[Saved entries]
+++
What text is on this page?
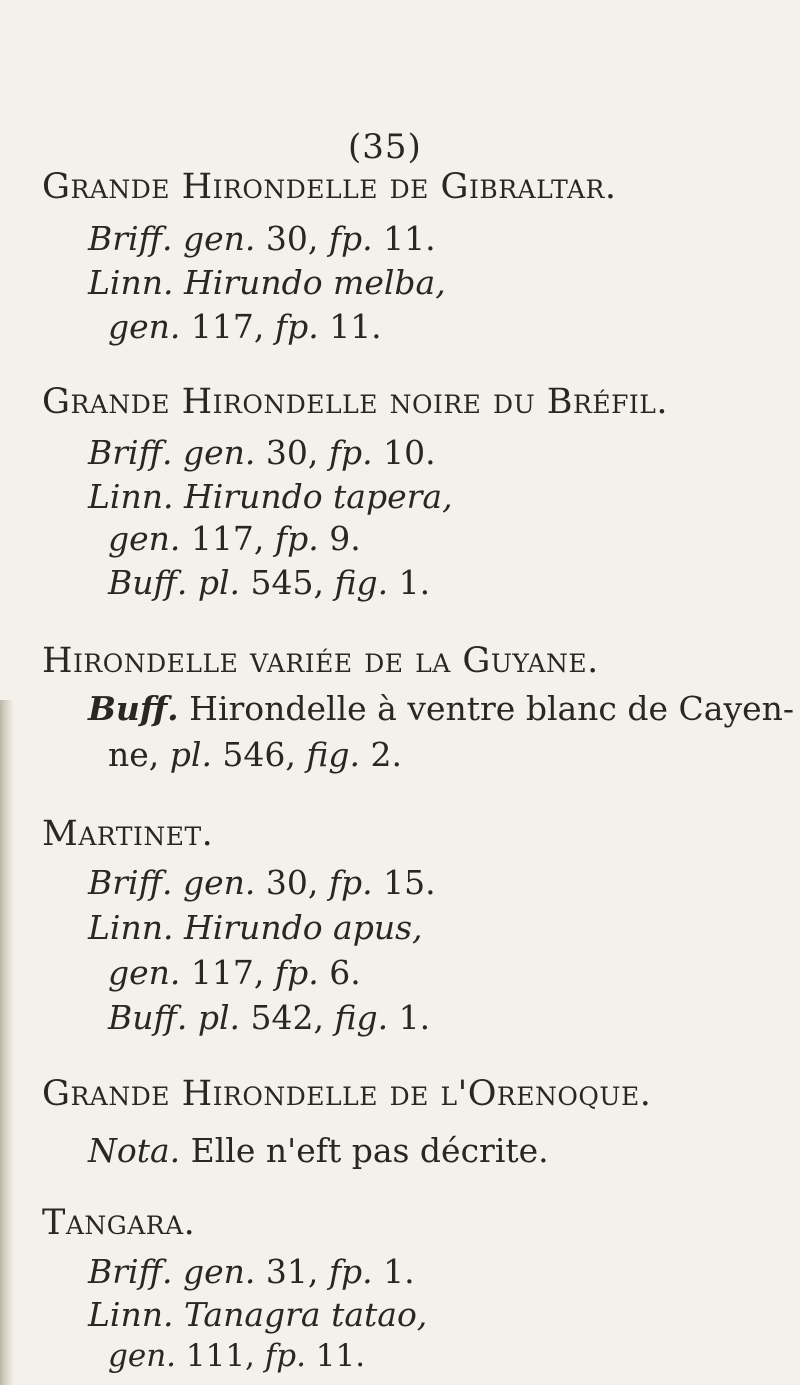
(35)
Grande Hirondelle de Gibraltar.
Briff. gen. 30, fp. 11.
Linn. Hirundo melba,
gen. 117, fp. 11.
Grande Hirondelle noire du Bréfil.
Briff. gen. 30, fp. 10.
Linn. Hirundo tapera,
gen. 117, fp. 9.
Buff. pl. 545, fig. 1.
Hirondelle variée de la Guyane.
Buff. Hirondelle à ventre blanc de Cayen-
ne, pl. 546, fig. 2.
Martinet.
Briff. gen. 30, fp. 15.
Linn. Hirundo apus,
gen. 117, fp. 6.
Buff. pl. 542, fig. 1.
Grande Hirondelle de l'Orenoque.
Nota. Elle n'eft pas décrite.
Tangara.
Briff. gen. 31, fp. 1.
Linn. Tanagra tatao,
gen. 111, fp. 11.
+++
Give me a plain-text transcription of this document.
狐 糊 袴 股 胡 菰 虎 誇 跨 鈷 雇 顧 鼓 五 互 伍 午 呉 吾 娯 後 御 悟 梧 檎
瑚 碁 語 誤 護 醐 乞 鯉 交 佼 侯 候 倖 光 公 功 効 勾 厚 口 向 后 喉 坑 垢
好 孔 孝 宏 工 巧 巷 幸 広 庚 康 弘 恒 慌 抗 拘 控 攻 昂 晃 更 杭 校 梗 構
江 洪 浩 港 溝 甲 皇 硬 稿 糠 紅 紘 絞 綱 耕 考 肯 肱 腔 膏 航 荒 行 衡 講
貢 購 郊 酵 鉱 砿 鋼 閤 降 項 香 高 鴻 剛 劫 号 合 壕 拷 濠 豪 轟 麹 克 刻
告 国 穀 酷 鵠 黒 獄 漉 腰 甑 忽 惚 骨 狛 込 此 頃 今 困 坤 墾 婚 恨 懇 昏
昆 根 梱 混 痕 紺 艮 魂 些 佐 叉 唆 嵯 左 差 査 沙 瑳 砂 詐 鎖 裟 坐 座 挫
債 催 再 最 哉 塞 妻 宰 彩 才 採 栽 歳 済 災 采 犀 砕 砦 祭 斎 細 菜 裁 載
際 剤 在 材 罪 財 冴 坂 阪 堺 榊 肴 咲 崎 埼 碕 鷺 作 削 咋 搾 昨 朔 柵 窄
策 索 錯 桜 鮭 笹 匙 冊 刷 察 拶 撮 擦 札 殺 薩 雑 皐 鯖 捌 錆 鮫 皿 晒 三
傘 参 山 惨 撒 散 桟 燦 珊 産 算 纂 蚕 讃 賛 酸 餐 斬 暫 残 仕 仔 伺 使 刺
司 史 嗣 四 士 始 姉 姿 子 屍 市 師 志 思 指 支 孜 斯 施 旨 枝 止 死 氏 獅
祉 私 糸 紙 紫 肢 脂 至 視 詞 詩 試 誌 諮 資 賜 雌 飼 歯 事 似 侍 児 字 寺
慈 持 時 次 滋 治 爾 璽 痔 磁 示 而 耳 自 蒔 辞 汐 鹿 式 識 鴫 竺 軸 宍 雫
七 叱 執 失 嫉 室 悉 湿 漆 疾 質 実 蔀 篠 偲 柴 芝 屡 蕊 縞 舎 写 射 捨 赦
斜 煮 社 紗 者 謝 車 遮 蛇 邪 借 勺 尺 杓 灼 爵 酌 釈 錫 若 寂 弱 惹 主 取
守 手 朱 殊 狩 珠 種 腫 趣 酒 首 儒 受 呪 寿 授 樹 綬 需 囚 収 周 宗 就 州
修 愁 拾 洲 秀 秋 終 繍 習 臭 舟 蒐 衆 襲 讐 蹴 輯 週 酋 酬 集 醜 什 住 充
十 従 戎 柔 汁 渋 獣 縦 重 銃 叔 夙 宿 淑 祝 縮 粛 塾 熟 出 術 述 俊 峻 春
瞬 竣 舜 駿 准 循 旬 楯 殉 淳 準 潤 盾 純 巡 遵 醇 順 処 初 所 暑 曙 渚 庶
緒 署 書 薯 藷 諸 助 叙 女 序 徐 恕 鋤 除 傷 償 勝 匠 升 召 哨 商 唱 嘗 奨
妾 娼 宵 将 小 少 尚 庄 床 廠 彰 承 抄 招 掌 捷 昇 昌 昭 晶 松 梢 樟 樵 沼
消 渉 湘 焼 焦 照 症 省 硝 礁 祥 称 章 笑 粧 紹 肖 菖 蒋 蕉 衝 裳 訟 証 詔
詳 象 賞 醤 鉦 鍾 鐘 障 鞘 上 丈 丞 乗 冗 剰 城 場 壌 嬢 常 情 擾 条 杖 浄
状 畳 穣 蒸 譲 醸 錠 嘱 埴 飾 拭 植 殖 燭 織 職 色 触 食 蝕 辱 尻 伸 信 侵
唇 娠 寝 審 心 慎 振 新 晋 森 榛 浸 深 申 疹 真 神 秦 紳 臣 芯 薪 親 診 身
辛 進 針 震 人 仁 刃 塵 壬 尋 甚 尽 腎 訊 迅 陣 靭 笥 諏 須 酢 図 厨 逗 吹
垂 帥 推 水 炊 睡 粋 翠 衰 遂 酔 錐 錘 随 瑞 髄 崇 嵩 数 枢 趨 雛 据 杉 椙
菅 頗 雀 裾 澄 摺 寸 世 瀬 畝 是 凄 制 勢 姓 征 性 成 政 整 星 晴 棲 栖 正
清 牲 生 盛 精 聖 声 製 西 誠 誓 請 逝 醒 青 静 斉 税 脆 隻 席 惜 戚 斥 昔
+++
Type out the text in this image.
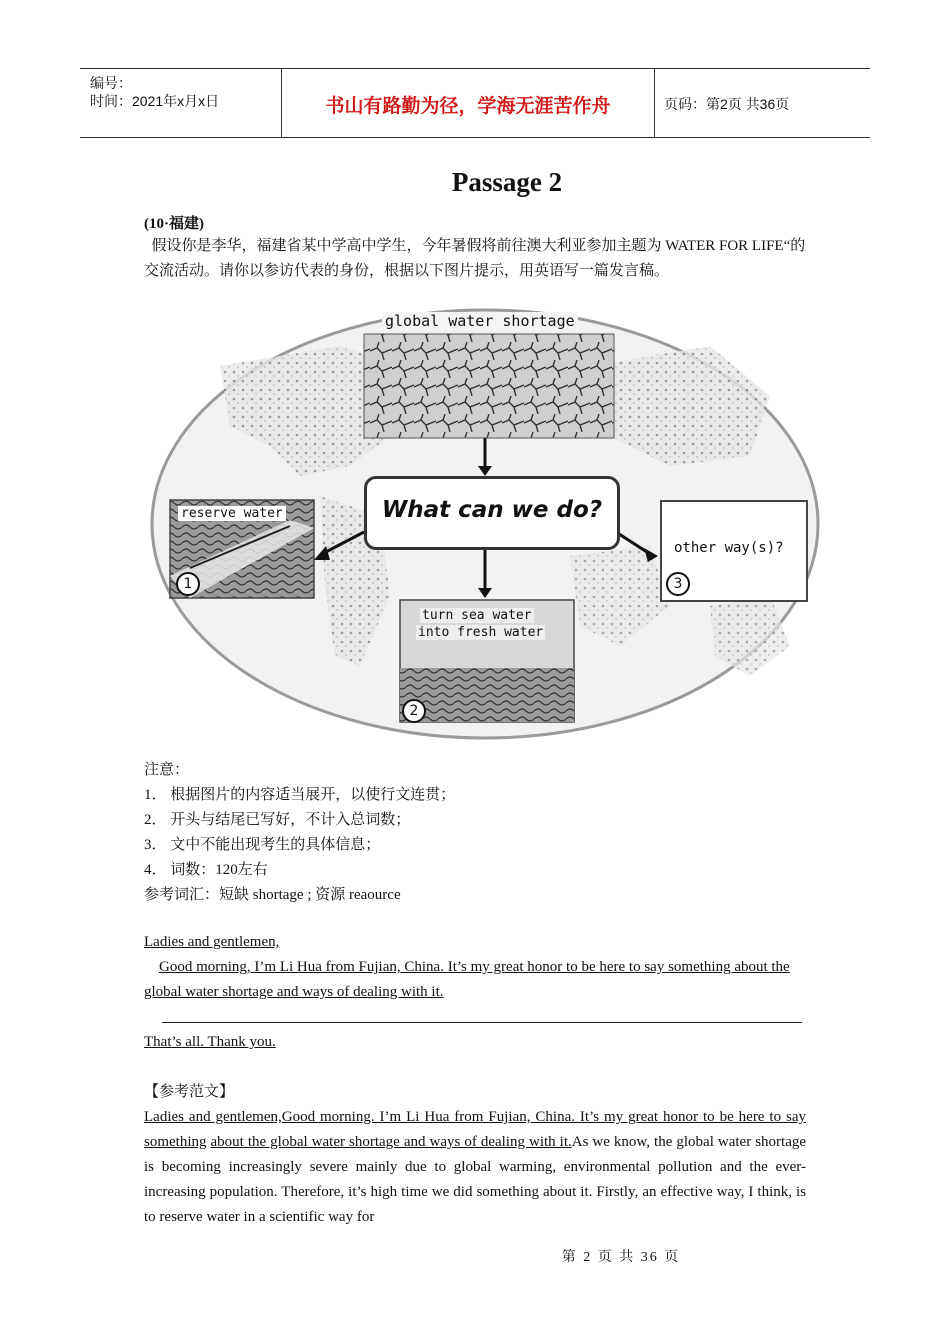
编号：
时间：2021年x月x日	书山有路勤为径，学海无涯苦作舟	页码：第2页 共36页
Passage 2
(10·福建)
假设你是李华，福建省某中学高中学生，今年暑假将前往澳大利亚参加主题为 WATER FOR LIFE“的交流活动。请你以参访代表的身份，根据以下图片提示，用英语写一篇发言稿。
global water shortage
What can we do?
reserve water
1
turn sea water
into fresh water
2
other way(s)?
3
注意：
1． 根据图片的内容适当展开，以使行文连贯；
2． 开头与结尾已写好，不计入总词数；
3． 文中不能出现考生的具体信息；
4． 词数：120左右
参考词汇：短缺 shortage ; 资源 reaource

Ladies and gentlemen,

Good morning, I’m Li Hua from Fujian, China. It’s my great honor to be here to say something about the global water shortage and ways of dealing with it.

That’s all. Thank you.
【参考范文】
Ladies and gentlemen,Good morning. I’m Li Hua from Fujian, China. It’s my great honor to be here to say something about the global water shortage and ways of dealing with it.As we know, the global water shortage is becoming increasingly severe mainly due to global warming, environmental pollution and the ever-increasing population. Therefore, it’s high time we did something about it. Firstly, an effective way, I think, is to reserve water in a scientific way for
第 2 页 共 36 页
+++
-- WHAT YOU ARE ASKED TO DO --
Go through the records. Copy each line where "global" appears.

-- EXPECTED ANSWER --
global water shortage
Good morning, I’m Li Hua from Fujian, China. It’s my great honor to be here to say something about the global water shortage and ways of dealing with it.
Ladies and gentlemen,Good morning. I’m Li Hua from Fujian, China. It’s my great honor to be here to say something about the global water shortage and ways of dealing with it.As we know, the global water shortage is becoming increasingly severe mainly due to global warming, environmental pollution and the ever-increasing population. Therefore, it’s high time we did something about it. Firstly, an effective way, I think, is to reserve water in a scientific way for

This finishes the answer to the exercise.